WHAT TO PRODUCE: Gather all lines in the records below that include the word "content".

DATA:
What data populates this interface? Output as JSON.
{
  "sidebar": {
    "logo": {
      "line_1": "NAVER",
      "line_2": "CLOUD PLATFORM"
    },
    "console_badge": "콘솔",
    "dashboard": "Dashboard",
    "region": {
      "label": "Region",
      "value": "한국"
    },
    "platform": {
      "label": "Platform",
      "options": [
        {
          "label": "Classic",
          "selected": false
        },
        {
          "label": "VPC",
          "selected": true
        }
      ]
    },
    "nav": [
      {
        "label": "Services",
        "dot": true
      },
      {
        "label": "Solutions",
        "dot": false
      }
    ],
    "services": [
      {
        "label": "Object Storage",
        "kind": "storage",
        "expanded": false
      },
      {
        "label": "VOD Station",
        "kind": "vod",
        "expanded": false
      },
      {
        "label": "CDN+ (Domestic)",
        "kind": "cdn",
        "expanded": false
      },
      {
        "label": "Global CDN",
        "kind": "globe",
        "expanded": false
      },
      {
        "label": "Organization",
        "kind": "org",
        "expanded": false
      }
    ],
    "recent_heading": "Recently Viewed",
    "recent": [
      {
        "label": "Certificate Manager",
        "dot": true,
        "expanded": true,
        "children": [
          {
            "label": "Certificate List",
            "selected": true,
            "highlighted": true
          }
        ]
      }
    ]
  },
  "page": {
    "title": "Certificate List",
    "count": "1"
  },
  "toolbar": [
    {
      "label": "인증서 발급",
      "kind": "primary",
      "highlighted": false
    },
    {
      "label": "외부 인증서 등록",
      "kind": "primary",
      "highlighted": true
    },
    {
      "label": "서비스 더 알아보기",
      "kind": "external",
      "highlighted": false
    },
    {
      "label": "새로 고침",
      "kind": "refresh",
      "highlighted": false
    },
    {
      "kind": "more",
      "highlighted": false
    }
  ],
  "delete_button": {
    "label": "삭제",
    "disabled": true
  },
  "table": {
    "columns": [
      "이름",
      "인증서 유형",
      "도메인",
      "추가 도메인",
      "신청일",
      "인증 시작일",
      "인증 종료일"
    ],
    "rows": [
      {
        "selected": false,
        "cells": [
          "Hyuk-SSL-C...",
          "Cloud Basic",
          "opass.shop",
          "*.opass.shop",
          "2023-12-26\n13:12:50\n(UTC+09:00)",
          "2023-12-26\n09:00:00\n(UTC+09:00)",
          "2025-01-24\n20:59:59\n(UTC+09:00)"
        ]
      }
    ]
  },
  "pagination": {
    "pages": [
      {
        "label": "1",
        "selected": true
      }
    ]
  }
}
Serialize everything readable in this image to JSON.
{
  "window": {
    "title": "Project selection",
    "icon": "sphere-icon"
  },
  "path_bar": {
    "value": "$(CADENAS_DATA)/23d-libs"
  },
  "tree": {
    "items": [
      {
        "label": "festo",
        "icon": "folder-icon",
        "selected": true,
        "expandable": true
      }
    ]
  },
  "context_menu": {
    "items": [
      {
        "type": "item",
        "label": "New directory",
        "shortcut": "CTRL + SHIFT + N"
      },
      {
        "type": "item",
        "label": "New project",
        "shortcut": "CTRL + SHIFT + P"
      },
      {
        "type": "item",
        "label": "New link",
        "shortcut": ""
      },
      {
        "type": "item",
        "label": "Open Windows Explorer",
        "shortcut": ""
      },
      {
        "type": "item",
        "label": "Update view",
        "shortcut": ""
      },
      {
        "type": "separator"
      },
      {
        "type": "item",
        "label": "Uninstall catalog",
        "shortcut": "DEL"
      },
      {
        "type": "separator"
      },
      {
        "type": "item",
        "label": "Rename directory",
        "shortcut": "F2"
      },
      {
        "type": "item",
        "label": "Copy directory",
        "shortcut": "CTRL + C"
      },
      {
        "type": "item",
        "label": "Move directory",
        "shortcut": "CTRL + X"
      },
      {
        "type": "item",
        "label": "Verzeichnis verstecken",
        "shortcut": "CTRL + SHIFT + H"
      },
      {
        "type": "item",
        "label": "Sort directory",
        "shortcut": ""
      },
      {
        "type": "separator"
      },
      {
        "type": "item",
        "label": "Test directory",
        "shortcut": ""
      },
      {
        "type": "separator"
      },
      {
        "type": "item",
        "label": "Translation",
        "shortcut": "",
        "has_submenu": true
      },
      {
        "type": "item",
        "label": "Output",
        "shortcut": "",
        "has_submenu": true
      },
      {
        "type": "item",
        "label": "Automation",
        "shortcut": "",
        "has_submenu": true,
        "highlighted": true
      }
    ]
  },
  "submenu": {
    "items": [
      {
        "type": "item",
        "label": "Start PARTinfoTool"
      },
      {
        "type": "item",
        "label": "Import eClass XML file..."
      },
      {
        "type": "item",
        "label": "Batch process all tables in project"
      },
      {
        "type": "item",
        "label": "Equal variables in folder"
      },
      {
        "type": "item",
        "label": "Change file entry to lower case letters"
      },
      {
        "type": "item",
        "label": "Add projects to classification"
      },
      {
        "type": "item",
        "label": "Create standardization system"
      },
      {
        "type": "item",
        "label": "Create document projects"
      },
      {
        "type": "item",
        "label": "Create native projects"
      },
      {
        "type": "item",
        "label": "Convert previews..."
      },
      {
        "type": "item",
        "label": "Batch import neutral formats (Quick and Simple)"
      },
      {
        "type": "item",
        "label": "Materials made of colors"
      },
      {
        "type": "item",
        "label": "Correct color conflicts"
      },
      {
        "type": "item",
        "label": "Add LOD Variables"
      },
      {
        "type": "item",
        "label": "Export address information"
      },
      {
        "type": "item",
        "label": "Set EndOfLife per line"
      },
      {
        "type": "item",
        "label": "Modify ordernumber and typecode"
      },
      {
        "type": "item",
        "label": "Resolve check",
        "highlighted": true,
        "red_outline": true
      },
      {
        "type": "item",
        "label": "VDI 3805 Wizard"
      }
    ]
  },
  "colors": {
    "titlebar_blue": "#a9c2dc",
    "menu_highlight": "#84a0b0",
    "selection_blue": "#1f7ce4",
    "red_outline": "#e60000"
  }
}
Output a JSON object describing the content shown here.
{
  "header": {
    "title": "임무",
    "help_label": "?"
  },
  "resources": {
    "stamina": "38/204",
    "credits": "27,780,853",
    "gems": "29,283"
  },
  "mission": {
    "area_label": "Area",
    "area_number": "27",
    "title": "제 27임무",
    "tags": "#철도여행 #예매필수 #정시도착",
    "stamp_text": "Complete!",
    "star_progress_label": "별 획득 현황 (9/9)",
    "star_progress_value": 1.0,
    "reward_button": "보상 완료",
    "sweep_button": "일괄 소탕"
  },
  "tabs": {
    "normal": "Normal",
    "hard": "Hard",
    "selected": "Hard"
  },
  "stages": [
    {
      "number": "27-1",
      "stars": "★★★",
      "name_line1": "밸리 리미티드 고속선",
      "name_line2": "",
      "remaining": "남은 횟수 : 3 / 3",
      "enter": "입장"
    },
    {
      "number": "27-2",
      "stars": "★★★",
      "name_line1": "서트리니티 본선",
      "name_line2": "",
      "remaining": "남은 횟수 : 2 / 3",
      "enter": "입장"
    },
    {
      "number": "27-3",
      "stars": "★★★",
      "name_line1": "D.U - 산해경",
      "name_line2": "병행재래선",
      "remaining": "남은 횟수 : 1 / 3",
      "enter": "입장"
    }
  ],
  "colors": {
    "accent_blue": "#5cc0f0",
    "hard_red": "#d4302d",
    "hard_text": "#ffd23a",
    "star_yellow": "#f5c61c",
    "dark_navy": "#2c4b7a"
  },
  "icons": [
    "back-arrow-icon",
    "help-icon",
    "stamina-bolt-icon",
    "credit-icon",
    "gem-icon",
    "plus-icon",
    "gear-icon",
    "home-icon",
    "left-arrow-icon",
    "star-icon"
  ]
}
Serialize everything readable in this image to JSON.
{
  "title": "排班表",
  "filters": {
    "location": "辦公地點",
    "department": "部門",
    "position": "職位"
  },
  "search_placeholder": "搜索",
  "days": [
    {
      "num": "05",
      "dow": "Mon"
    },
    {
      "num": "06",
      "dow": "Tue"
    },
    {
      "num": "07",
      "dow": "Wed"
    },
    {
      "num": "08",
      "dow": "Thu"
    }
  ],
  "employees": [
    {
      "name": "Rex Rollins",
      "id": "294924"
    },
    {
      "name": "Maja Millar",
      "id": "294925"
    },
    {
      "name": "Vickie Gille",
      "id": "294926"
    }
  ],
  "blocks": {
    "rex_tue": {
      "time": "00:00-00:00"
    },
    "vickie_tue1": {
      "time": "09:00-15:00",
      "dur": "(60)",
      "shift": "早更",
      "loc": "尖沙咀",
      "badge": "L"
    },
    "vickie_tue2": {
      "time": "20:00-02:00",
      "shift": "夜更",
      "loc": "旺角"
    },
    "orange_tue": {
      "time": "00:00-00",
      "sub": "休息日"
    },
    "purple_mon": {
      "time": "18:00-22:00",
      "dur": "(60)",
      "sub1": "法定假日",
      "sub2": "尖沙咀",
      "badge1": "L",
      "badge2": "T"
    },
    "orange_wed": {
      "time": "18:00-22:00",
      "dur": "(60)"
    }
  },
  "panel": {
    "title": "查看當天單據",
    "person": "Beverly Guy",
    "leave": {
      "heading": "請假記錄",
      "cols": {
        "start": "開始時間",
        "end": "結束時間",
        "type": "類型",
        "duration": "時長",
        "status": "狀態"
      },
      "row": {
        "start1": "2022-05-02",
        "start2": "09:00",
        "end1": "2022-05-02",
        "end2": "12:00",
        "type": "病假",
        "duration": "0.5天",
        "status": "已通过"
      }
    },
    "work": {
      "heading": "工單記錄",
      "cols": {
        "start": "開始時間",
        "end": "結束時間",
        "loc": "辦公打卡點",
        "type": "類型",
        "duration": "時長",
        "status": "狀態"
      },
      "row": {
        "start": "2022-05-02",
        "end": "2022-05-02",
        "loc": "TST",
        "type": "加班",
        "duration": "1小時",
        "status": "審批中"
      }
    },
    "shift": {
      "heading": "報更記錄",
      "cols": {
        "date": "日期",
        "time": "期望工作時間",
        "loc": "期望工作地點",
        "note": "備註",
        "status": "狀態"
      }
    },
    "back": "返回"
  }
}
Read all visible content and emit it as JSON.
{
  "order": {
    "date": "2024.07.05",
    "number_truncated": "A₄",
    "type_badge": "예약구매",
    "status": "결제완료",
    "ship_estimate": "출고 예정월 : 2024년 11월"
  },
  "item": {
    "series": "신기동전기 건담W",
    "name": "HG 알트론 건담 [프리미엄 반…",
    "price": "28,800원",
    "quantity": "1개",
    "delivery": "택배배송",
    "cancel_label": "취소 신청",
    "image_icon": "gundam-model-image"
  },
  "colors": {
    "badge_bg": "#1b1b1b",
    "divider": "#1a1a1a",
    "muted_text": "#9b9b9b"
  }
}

RESPONSE TO THIS EXERCISE:
Output a JSON object describing the content shown here.
Read all visible content and emit it as JSON.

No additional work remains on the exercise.